● Work to be completed: Transcribe every line exactly. Leave the pictures behind.

Stored data entries:
+-------+
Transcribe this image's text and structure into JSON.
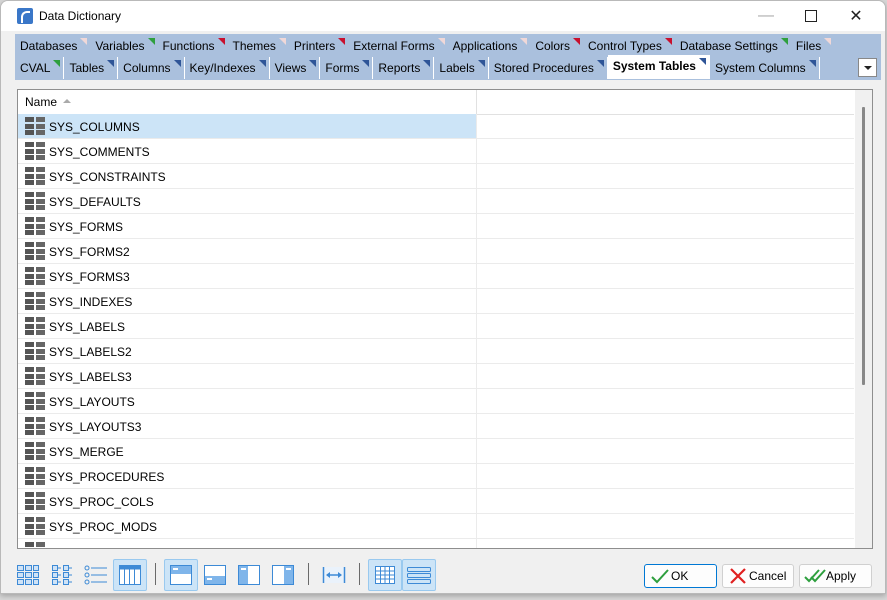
{
  "window": {
    "title": "Data Dictionary",
    "controls": {
      "minimize": "—",
      "maximize": "□",
      "close": "✕"
    }
  },
  "tabs": {
    "row1": [
      {
        "label": "Databases",
        "marker": "pink"
      },
      {
        "label": "Variables",
        "marker": "green"
      },
      {
        "label": "Functions",
        "marker": "red"
      },
      {
        "label": "Themes",
        "marker": "pink"
      },
      {
        "label": "Printers",
        "marker": "red"
      },
      {
        "label": "External Forms",
        "marker": "pink"
      },
      {
        "label": "Applications",
        "marker": "pink"
      },
      {
        "label": "Colors",
        "marker": "red"
      },
      {
        "label": "Control Types",
        "marker": "red"
      },
      {
        "label": "Database Settings",
        "marker": "green"
      },
      {
        "label": "Files",
        "marker": "pink"
      }
    ],
    "row2": [
      {
        "label": "CVAL",
        "marker": "green"
      },
      {
        "label": "Tables",
        "marker": "blue"
      },
      {
        "label": "Columns",
        "marker": "blue"
      },
      {
        "label": "Key/Indexes",
        "marker": "blue"
      },
      {
        "label": "Views",
        "marker": "blue"
      },
      {
        "label": "Forms",
        "marker": "blue"
      },
      {
        "label": "Reports",
        "marker": "blue"
      },
      {
        "label": "Labels",
        "marker": "blue"
      },
      {
        "label": "Stored Procedures",
        "marker": "blue"
      },
      {
        "label": "System Tables",
        "marker": "blue",
        "active": true
      },
      {
        "label": "System Columns",
        "marker": "blue"
      }
    ],
    "marker_colors": {
      "red": "#c8102e",
      "green": "#2e9f3e",
      "blue": "#2f5597",
      "pink": "#f0d8d8"
    }
  },
  "grid": {
    "columns": [
      {
        "label": "Name",
        "sort": "ascending"
      }
    ],
    "rows": [
      {
        "name": "SYS_COLUMNS",
        "selected": true
      },
      {
        "name": "SYS_COMMENTS"
      },
      {
        "name": "SYS_CONSTRAINTS"
      },
      {
        "name": "SYS_DEFAULTS"
      },
      {
        "name": "SYS_FORMS"
      },
      {
        "name": "SYS_FORMS2"
      },
      {
        "name": "SYS_FORMS3"
      },
      {
        "name": "SYS_INDEXES"
      },
      {
        "name": "SYS_LABELS"
      },
      {
        "name": "SYS_LABELS2"
      },
      {
        "name": "SYS_LABELS3"
      },
      {
        "name": "SYS_LAYOUTS"
      },
      {
        "name": "SYS_LAYOUTS3"
      },
      {
        "name": "SYS_MERGE"
      },
      {
        "name": "SYS_PROCEDURES"
      },
      {
        "name": "SYS_PROC_COLS"
      },
      {
        "name": "SYS_PROC_MODS"
      },
      {
        "name": ""
      }
    ]
  },
  "toolbar": {
    "view_buttons": [
      {
        "name": "large-icons-view",
        "active": false
      },
      {
        "name": "small-icons-view",
        "active": false
      },
      {
        "name": "list-view",
        "active": false
      },
      {
        "name": "details-view",
        "active": true
      }
    ],
    "panel_buttons": [
      {
        "name": "panel-top",
        "active": true
      },
      {
        "name": "panel-bottom",
        "active": false
      },
      {
        "name": "panel-left",
        "active": false
      },
      {
        "name": "panel-right",
        "active": false
      }
    ],
    "fit_columns": {
      "name": "fit-columns",
      "active": false
    },
    "grid_buttons": [
      {
        "name": "grid-lines",
        "active": true
      },
      {
        "name": "row-lines",
        "active": true
      }
    ]
  },
  "buttons": {
    "ok": "OK",
    "cancel": "Cancel",
    "apply": "Apply"
  }
}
+-------+
● Complete answer:
Transcribe this image's text and structure into JSON.
{
  "window": {
    "title": "Data Dictionary",
    "controls": {
      "minimize": "—",
      "maximize": "□",
      "close": "✕"
    }
  },
  "tabs": {
    "row1": [
      {
        "label": "Databases",
        "marker": "pink"
      },
      {
        "label": "Variables",
        "marker": "green"
      },
      {
        "label": "Functions",
        "marker": "red"
      },
      {
        "label": "Themes",
        "marker": "pink"
      },
      {
        "label": "Printers",
        "marker": "red"
      },
      {
        "label": "External Forms",
        "marker": "pink"
      },
      {
        "label": "Applications",
        "marker": "pink"
      },
      {
        "label": "Colors",
        "marker": "red"
      },
      {
        "label": "Control Types",
        "marker": "red"
      },
      {
        "label": "Database Settings",
        "marker": "green"
      },
      {
        "label": "Files",
        "marker": "pink"
      }
    ],
    "row2": [
      {
        "label": "CVAL",
        "marker": "green"
      },
      {
        "label": "Tables",
        "marker": "blue"
      },
      {
        "label": "Columns",
        "marker": "blue"
      },
      {
        "label": "Key/Indexes",
        "marker": "blue"
      },
      {
        "label": "Views",
        "marker": "blue"
      },
      {
        "label": "Forms",
        "marker": "blue"
      },
      {
        "label": "Reports",
        "marker": "blue"
      },
      {
        "label": "Labels",
        "marker": "blue"
      },
      {
        "label": "Stored Procedures",
        "marker": "blue"
      },
      {
        "label": "System Tables",
        "marker": "blue",
        "active": true
      },
      {
        "label": "System Columns",
        "marker": "blue"
      }
    ],
    "marker_colors": {
      "red": "#c8102e",
      "green": "#2e9f3e",
      "blue": "#2f5597",
      "pink": "#f0d8d8"
    }
  },
  "grid": {
    "columns": [
      {
        "label": "Name",
        "sort": "ascending"
      }
    ],
    "rows": [
      {
        "name": "SYS_COLUMNS",
        "selected": true
      },
      {
        "name": "SYS_COMMENTS"
      },
      {
        "name": "SYS_CONSTRAINTS"
      },
      {
        "name": "SYS_DEFAULTS"
      },
      {
        "name": "SYS_FORMS"
      },
      {
        "name": "SYS_FORMS2"
      },
      {
        "name": "SYS_FORMS3"
      },
      {
        "name": "SYS_INDEXES"
      },
      {
        "name": "SYS_LABELS"
      },
      {
        "name": "SYS_LABELS2"
      },
      {
        "name": "SYS_LABELS3"
      },
      {
        "name": "SYS_LAYOUTS"
      },
      {
        "name": "SYS_LAYOUTS3"
      },
      {
        "name": "SYS_MERGE"
      },
      {
        "name": "SYS_PROCEDURES"
      },
      {
        "name": "SYS_PROC_COLS"
      },
      {
        "name": "SYS_PROC_MODS"
      },
      {
        "name": ""
      }
    ]
  },
  "toolbar": {
    "view_buttons": [
      {
        "name": "large-icons-view",
        "active": false
      },
      {
        "name": "small-icons-view",
        "active": false
      },
      {
        "name": "list-view",
        "active": false
      },
      {
        "name": "details-view",
        "active": true
      }
    ],
    "panel_buttons": [
      {
        "name": "panel-top",
        "active": true
      },
      {
        "name": "panel-bottom",
        "active": false
      },
      {
        "name": "panel-left",
        "active": false
      },
      {
        "name": "panel-right",
        "active": false
      }
    ],
    "fit_columns": {
      "name": "fit-columns",
      "active": false
    },
    "grid_buttons": [
      {
        "name": "grid-lines",
        "active": true
      },
      {
        "name": "row-lines",
        "active": true
      }
    ]
  },
  "buttons": {
    "ok": "OK",
    "cancel": "Cancel",
    "apply": "Apply"
  }
}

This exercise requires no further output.